(Dataset rows)
--- start ---

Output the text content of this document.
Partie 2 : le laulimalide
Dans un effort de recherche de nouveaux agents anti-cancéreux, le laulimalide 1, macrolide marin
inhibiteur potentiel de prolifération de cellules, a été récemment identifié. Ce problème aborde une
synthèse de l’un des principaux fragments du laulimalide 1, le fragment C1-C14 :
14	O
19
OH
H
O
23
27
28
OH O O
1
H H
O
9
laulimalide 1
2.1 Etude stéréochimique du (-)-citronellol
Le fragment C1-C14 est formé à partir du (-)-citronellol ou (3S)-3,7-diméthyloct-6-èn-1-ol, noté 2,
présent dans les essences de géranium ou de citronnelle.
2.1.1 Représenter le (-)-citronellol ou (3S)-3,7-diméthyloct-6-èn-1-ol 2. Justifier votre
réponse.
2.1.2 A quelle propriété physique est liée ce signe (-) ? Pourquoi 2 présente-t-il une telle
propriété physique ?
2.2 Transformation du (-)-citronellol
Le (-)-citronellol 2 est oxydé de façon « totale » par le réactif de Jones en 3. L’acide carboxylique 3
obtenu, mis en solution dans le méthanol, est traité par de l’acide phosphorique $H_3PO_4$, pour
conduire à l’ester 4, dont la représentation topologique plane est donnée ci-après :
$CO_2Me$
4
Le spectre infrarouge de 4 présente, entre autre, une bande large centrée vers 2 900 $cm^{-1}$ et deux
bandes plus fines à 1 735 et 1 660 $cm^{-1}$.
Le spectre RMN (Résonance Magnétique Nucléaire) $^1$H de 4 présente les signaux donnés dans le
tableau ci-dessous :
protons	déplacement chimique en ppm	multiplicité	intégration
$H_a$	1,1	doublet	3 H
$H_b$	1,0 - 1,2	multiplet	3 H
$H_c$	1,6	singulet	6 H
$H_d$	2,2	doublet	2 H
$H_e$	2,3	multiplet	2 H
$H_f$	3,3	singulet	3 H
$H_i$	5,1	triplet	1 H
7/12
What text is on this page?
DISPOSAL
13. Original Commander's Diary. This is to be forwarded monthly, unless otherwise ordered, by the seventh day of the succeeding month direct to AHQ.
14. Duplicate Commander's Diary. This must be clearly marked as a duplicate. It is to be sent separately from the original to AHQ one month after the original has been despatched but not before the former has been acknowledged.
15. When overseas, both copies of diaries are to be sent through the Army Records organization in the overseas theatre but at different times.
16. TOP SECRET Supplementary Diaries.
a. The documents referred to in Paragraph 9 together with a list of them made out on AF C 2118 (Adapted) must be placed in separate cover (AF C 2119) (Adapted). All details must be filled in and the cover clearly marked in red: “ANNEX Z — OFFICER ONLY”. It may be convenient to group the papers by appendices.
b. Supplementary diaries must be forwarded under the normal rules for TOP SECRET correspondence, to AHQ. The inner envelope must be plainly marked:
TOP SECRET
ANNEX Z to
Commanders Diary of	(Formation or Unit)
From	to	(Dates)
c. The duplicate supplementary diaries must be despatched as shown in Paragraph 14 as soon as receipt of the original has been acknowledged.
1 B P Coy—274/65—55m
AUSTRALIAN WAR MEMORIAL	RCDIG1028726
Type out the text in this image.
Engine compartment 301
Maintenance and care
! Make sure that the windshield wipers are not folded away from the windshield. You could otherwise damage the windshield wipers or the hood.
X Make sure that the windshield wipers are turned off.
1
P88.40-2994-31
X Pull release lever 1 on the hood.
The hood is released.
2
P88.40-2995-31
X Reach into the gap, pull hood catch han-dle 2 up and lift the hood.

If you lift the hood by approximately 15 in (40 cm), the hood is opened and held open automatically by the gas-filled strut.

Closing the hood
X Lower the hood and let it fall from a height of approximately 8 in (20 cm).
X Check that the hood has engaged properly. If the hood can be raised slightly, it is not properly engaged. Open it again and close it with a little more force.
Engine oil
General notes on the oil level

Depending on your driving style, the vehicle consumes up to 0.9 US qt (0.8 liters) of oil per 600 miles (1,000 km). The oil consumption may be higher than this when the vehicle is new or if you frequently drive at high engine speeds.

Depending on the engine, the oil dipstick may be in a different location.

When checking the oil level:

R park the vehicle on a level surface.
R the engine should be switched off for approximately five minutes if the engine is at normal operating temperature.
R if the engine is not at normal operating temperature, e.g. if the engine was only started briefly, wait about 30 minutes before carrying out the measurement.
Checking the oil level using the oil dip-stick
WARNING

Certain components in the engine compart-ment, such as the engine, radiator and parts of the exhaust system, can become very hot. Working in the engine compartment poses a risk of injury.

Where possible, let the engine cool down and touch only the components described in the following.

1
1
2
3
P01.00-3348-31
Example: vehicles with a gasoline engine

--- end ---

◆ GOAL:
Faithfully copy every entry, leaving nothing out.

◆ THE OUTPUT:
Output the text content of this document.
Partie 2 : le laulimalide
Dans un effort de recherche de nouveaux agents anti-cancéreux, le laulimalide 1, macrolide marin
inhibiteur potentiel de prolifération de cellules, a été récemment identifié. Ce problème aborde une
synthèse de l’un des principaux fragments du laulimalide 1, le fragment C1-C14 :
14	O
19
OH
H
O
23
27
28
OH O O
1
H H
O
9
laulimalide 1
2.1 Etude stéréochimique du (-)-citronellol
Le fragment C1-C14 est formé à partir du (-)-citronellol ou (3S)-3,7-diméthyloct-6-èn-1-ol, noté 2,
présent dans les essences de géranium ou de citronnelle.
2.1.1 Représenter le (-)-citronellol ou (3S)-3,7-diméthyloct-6-èn-1-ol 2. Justifier votre
réponse.
2.1.2 A quelle propriété physique est liée ce signe (-) ? Pourquoi 2 présente-t-il une telle
propriété physique ?
2.2 Transformation du (-)-citronellol
Le (-)-citronellol 2 est oxydé de façon « totale » par le réactif de Jones en 3. L’acide carboxylique 3
obtenu, mis en solution dans le méthanol, est traité par de l’acide phosphorique $H_3PO_4$, pour
conduire à l’ester 4, dont la représentation topologique plane est donnée ci-après :
$CO_2Me$
4
Le spectre infrarouge de 4 présente, entre autre, une bande large centrée vers 2 900 $cm^{-1}$ et deux
bandes plus fines à 1 735 et 1 660 $cm^{-1}$.
Le spectre RMN (Résonance Magnétique Nucléaire) $^1$H de 4 présente les signaux donnés dans le
tableau ci-dessous :
protons	déplacement chimique en ppm	multiplicité	intégration
$H_a$	1,1	doublet	3 H
$H_b$	1,0 - 1,2	multiplet	3 H
$H_c$	1,6	singulet	6 H
$H_d$	2,2	doublet	2 H
$H_e$	2,3	multiplet	2 H
$H_f$	3,3	singulet	3 H
$H_i$	5,1	triplet	1 H
7/12
What text is on this page?
DISPOSAL
13. Original Commander's Diary. This is to be forwarded monthly, unless otherwise ordered, by the seventh day of the succeeding month direct to AHQ.
14. Duplicate Commander's Diary. This must be clearly marked as a duplicate. It is to be sent separately from the original to AHQ one month after the original has been despatched but not before the former has been acknowledged.
15. When overseas, both copies of diaries are to be sent through the Army Records organization in the overseas theatre but at different times.
16. TOP SECRET Supplementary Diaries.
a. The documents referred to in Paragraph 9 together with a list of them made out on AF C 2118 (Adapted) must be placed in separate cover (AF C 2119) (Adapted). All details must be filled in and the cover clearly marked in red: “ANNEX Z — OFFICER ONLY”. It may be convenient to group the papers by appendices.
b. Supplementary diaries must be forwarded under the normal rules for TOP SECRET correspondence, to AHQ. The inner envelope must be plainly marked:
TOP SECRET
ANNEX Z to
Commanders Diary of	(Formation or Unit)
From	to	(Dates)
c. The duplicate supplementary diaries must be despatched as shown in Paragraph 14 as soon as receipt of the original has been acknowledged.
1 B P Coy—274/65—55m
AUSTRALIAN WAR MEMORIAL	RCDIG1028726
Type out the text in this image.
Engine compartment 301
Maintenance and care
! Make sure that the windshield wipers are not folded away from the windshield. You could otherwise damage the windshield wipers or the hood.
X Make sure that the windshield wipers are turned off.
1
P88.40-2994-31
X Pull release lever 1 on the hood.
The hood is released.
2
P88.40-2995-31
X Reach into the gap, pull hood catch han-dle 2 up and lift the hood.

If you lift the hood by approximately 15 in (40 cm), the hood is opened and held open automatically by the gas-filled strut.

Closing the hood
X Lower the hood and let it fall from a height of approximately 8 in (20 cm).
X Check that the hood has engaged properly. If the hood can be raised slightly, it is not properly engaged. Open it again and close it with a little more force.
Engine oil
General notes on the oil level

Depending on your driving style, the vehicle consumes up to 0.9 US qt (0.8 liters) of oil per 600 miles (1,000 km). The oil consumption may be higher than this when the vehicle is new or if you frequently drive at high engine speeds.

Depending on the engine, the oil dipstick may be in a different location.

When checking the oil level:

R park the vehicle on a level surface.
R the engine should be switched off for approximately five minutes if the engine is at normal operating temperature.
R if the engine is not at normal operating temperature, e.g. if the engine was only started briefly, wait about 30 minutes before carrying out the measurement.
Checking the oil level using the oil dip-stick
WARNING

Certain components in the engine compart-ment, such as the engine, radiator and parts of the exhaust system, can become very hot. Working in the engine compartment poses a risk of injury.

Where possible, let the engine cool down and touch only the components described in the following.

1
1
2
3
P01.00-3348-31
Example: vehicles with a gasoline engine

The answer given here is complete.